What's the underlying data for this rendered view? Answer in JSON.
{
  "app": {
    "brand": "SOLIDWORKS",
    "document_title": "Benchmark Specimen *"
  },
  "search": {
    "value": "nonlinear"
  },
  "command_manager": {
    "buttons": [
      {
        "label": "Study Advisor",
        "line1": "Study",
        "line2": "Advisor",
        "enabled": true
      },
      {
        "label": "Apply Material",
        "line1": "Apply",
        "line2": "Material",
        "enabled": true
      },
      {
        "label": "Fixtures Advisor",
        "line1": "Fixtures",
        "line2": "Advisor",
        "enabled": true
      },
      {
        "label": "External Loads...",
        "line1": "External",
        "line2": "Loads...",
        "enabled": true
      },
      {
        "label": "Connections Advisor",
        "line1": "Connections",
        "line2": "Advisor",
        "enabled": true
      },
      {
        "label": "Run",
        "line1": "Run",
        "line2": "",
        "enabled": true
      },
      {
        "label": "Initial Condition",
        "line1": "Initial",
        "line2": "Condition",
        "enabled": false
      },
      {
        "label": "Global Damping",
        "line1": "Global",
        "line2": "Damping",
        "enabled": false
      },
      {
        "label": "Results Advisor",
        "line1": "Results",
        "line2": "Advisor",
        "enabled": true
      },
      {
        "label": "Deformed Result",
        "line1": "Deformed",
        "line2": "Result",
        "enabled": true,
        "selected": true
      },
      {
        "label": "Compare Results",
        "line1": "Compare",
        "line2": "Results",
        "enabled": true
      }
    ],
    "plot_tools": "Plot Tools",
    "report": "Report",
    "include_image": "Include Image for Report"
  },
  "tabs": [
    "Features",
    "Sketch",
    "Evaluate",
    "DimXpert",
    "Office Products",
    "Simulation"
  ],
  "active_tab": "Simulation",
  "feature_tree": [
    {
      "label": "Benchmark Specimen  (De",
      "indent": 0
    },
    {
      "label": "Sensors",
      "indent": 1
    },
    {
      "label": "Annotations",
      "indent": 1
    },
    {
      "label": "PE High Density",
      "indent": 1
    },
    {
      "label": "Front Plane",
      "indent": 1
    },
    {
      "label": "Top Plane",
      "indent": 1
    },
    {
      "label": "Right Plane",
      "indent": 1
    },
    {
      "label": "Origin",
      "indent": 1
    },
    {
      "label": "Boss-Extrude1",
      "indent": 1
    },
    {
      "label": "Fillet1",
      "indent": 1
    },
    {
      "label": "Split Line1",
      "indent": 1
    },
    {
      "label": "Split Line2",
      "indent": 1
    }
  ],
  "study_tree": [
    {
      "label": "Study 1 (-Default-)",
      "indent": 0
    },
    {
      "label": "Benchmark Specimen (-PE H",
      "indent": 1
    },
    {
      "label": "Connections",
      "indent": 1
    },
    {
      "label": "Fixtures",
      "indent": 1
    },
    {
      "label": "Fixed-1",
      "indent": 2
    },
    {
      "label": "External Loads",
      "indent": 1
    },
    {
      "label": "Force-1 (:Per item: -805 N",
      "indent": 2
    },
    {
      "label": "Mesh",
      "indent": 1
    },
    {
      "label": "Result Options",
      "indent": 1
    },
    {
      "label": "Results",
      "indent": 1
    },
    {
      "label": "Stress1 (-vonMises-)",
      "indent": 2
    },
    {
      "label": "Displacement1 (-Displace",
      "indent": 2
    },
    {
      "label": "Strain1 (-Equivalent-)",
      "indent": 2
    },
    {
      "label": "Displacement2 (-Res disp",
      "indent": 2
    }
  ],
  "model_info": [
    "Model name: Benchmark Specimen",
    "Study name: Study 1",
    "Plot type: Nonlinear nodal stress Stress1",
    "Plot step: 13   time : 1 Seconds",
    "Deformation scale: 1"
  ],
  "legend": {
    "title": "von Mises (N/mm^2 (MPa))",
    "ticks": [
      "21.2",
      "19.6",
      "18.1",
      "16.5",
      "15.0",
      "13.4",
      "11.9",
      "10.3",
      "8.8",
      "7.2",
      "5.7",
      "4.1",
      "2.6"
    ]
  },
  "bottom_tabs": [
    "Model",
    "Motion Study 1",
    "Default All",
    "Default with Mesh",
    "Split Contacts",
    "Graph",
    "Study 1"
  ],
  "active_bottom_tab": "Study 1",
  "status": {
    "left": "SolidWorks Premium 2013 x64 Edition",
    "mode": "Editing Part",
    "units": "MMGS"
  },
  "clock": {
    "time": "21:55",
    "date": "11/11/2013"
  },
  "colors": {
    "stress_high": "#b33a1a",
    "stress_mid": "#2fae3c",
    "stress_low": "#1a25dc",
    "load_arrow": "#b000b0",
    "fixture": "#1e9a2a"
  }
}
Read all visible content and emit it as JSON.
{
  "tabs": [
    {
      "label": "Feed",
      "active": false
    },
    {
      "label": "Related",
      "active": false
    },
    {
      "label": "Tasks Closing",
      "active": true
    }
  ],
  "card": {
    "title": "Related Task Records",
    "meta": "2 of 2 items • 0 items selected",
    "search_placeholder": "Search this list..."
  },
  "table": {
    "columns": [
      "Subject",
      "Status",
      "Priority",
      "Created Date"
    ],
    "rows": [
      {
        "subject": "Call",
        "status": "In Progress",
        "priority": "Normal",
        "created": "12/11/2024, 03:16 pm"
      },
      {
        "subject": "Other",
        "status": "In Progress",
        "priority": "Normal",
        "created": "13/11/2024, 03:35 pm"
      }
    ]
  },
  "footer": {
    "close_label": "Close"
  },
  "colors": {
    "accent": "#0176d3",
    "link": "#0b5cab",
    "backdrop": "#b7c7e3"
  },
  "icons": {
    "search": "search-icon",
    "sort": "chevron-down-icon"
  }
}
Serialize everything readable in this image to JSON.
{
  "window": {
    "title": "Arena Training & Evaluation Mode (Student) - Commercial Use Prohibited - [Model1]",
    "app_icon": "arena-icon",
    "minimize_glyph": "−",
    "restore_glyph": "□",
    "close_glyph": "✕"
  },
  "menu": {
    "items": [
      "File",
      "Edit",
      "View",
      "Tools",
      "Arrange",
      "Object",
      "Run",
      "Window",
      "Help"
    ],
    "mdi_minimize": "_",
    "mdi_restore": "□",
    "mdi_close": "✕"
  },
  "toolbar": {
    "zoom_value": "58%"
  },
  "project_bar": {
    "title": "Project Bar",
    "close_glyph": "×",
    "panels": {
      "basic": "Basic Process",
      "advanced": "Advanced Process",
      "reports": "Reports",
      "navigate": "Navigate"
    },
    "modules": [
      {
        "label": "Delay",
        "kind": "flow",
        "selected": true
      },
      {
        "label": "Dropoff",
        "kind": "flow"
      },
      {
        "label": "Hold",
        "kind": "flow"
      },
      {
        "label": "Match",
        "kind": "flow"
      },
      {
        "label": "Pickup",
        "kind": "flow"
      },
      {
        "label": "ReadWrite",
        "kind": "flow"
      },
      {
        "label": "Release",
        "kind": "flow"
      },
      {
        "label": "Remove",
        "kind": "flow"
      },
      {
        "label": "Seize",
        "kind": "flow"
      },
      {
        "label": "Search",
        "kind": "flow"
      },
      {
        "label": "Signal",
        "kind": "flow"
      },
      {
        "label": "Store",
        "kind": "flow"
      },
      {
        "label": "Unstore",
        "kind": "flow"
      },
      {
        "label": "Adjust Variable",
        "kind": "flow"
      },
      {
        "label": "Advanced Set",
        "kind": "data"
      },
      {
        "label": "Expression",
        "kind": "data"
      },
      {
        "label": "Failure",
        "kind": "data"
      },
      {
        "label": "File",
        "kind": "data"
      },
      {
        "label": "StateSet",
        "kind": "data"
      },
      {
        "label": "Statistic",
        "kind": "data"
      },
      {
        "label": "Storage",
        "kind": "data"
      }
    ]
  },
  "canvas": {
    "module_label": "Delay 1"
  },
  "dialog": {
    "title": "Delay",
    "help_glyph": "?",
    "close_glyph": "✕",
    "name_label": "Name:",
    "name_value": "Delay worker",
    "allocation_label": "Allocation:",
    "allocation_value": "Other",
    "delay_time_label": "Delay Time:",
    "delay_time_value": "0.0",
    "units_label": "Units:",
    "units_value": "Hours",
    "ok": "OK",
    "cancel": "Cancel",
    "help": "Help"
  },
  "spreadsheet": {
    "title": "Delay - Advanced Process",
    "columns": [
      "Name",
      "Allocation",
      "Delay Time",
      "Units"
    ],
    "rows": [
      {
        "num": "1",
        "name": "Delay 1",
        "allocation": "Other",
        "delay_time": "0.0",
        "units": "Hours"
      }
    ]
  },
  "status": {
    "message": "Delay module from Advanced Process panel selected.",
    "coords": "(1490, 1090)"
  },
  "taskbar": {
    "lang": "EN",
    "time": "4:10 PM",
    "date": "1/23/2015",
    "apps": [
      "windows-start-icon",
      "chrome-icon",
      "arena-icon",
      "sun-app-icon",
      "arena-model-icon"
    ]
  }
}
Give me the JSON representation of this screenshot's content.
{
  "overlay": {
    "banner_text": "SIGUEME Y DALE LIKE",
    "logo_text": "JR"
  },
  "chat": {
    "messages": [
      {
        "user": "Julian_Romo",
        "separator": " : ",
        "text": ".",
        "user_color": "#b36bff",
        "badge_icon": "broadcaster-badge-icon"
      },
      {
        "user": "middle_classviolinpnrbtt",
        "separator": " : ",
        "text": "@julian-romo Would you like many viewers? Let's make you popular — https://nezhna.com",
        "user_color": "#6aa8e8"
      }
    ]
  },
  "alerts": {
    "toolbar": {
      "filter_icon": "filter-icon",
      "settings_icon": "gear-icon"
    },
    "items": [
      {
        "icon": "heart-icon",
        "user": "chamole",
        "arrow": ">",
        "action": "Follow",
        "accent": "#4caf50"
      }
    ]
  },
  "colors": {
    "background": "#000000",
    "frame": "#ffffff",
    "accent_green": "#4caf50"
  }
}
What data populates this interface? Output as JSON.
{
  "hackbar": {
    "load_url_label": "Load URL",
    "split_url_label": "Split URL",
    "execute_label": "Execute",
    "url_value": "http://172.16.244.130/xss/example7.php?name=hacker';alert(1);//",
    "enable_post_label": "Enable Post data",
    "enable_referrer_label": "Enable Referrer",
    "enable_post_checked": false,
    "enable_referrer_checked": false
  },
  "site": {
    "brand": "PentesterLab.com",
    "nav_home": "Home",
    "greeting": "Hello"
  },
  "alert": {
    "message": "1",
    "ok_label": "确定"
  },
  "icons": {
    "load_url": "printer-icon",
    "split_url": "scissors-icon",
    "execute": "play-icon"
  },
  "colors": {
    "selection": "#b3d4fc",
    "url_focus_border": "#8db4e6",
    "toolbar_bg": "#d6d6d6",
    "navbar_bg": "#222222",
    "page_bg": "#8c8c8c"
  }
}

What you are asked to do> Locate each line containing the string "Plane" and show it.

Solution to this exercise>
      "label": "Front Plane",
      "label": "Top Plane",
      "label": "Right Plane",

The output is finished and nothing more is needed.